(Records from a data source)
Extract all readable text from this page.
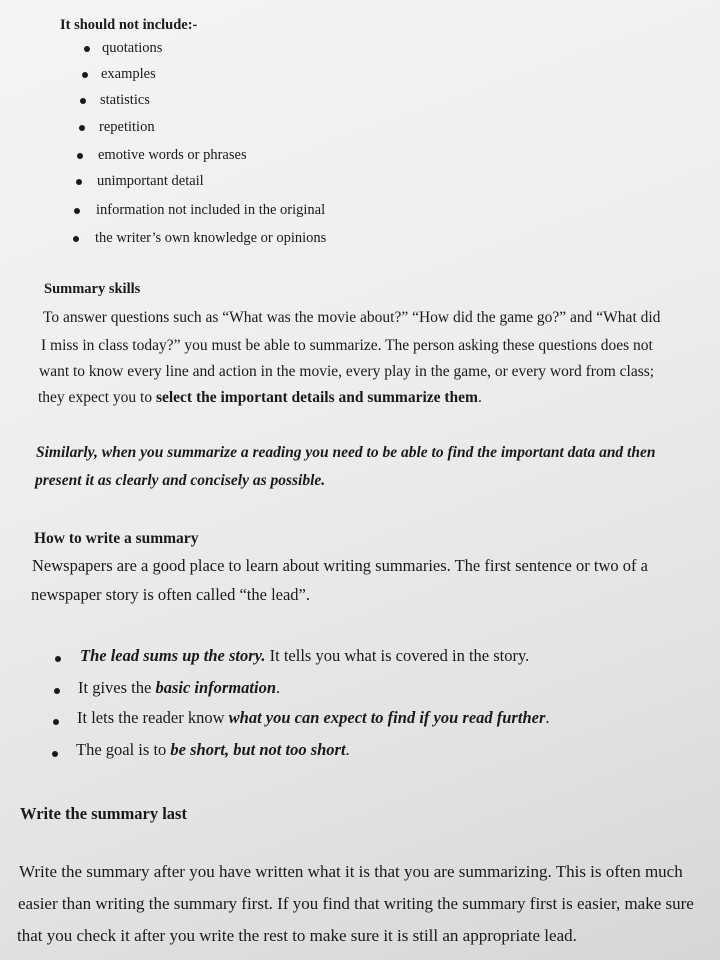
It should not include:-
quotations
examples
statistics
repetition
emotive words or phrases
unimportant detail
information not included in the original
the writer’s own knowledge or opinions
Summary skills
To answer questions such as “What was the movie about?” “How did the game go?” and “What did
I miss in class today?” you must be able to summarize. The person asking these questions does not
want to know every line and action in the movie, every play in the game, or every word from class;
they expect you to select the important details and summarize them.
Similarly, when you summarize a reading you need to be able to find the important data and then
present it as clearly and concisely as possible.
How to write a summary
Newspapers are a good place to learn about writing summaries. The first sentence or two of a
newspaper story is often called “the lead”.
The lead sums up the story. It tells you what is covered in the story.
It gives the basic information.
It lets the reader know what you can expect to find if you read further.
The goal is to be short, but not too short.
Write the summary last
Write the summary after you have written what it is that you are summarizing. This is often much
easier than writing the summary first. If you find that writing the summary first is easier, make sure
that you check it after you write the rest to make sure it is still an appropriate lead.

▶ **Aim of the task**
Only lines with the string "first" belong in your answer; copy each one.

▶ **Reply to the task**
Newspapers are a good place to learn about writing summaries. The first sentence or two of a
easier than writing the summary first. If you find that writing the summary first is easier, make sure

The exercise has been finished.